Copy all lines below containing "高考真题".

## start Source material

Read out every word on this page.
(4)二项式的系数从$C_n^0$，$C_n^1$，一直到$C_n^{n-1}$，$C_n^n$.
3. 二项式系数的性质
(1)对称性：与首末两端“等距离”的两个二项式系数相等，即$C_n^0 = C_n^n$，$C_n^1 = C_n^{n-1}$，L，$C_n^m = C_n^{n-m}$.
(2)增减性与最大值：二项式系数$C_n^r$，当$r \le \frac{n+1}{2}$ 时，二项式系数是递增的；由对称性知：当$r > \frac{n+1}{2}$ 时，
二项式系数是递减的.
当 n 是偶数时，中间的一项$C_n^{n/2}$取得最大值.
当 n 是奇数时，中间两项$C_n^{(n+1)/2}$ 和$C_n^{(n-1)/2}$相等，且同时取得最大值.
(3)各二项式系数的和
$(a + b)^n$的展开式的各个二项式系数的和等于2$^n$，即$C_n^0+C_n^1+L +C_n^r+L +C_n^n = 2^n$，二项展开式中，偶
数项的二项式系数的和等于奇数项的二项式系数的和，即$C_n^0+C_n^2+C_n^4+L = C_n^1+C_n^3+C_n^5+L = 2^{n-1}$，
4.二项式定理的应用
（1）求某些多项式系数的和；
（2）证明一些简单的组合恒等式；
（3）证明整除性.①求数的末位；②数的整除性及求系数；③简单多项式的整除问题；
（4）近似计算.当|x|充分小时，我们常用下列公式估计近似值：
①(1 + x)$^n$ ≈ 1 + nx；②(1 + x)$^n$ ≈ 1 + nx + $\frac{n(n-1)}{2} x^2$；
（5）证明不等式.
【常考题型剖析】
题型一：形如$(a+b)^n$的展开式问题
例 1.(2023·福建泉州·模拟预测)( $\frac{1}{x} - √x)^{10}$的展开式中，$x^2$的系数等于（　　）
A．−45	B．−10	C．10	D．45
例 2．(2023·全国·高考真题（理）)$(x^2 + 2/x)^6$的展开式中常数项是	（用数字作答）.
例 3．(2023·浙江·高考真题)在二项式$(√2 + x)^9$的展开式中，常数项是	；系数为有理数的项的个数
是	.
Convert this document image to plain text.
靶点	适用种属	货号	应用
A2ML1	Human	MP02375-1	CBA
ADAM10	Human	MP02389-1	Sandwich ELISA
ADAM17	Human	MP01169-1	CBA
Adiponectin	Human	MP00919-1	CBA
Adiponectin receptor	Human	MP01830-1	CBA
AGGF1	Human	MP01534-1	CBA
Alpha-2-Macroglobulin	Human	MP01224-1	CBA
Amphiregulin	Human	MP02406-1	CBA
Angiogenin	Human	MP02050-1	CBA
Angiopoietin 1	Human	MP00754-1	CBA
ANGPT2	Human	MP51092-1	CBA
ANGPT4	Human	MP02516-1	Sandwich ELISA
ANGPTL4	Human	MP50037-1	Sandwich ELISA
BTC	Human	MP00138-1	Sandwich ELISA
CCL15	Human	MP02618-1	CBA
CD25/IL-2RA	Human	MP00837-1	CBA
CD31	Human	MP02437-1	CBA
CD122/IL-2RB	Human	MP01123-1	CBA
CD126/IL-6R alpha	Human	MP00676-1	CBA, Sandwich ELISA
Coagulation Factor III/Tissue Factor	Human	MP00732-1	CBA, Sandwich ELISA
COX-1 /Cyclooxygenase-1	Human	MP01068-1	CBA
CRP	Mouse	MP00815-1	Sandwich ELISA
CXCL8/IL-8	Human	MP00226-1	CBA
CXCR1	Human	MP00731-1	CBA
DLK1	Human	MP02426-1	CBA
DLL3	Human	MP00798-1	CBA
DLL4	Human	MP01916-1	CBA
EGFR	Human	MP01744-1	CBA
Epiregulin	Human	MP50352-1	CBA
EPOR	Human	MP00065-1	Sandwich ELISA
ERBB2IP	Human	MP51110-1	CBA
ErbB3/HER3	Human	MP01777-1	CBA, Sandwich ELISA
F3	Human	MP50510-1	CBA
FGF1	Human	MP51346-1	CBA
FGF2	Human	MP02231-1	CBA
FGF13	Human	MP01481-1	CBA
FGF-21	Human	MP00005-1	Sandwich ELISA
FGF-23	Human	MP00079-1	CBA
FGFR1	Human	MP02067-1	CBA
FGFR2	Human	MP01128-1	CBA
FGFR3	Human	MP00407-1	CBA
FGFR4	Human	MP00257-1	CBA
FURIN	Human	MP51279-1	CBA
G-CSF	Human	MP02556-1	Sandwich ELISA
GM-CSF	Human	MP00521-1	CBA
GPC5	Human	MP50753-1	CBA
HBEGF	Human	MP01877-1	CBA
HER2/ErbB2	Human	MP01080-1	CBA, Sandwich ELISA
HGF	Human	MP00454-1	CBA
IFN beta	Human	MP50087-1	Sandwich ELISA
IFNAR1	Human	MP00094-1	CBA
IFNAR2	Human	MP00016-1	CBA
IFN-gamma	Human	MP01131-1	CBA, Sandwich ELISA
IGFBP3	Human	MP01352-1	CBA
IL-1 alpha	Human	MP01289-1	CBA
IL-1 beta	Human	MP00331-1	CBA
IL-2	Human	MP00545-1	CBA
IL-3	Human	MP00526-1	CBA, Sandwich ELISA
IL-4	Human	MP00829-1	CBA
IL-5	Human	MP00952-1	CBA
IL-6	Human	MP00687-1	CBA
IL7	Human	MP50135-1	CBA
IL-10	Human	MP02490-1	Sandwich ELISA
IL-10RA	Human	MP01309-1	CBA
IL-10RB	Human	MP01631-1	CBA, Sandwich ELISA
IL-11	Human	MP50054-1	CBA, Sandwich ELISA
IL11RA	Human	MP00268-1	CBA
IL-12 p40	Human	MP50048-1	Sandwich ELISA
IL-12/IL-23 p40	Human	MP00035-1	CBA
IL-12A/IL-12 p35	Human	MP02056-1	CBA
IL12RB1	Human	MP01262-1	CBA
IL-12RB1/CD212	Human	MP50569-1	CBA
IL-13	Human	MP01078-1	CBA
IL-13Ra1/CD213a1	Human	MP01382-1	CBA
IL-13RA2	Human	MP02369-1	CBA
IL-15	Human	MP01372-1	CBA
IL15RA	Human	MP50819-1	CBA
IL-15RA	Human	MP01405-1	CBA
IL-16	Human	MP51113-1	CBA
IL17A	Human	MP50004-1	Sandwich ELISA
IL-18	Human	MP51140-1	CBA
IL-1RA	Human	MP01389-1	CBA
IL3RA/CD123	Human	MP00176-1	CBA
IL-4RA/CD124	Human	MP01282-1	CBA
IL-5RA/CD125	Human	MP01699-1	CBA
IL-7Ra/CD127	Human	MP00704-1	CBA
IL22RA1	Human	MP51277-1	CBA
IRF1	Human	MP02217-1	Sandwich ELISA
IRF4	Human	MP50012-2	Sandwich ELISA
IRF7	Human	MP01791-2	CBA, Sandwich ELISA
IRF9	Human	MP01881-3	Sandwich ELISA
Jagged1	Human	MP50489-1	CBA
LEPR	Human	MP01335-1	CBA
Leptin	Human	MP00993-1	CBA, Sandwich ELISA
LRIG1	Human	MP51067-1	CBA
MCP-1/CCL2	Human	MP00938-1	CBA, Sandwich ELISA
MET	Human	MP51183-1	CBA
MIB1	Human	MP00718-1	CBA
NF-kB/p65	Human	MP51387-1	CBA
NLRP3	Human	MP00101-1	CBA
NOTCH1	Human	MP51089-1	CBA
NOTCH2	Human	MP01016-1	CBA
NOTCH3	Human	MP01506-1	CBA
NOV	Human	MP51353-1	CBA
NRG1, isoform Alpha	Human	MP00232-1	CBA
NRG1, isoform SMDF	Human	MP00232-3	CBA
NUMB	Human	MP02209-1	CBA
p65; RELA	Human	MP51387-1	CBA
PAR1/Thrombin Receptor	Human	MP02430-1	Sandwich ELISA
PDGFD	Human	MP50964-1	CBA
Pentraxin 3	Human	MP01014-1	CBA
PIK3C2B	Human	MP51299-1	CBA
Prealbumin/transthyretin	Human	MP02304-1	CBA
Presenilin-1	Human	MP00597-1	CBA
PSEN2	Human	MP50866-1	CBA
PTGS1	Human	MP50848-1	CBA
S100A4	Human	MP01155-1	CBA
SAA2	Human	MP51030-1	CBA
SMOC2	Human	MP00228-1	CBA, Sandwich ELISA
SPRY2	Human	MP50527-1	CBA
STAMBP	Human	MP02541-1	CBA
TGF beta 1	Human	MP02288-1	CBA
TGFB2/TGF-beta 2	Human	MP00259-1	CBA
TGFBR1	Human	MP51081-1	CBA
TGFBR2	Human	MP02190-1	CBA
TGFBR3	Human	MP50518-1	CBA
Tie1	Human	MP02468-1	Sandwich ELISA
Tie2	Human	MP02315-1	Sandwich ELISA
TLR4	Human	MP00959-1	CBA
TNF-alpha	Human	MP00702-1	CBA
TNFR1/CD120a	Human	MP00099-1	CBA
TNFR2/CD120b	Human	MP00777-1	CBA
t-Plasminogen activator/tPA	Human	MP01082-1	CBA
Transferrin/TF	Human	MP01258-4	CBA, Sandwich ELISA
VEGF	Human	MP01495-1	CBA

## end Source material

**Response for this exercise**:
例 2．(2023·全国·高考真题（理）)$(x^2 + 2/x)^6$的展开式中常数项是	（用数字作答）.
例 3．(2023·浙江·高考真题)在二项式$(√2 + x)^9$的展开式中，常数项是	；系数为有理数的项的个数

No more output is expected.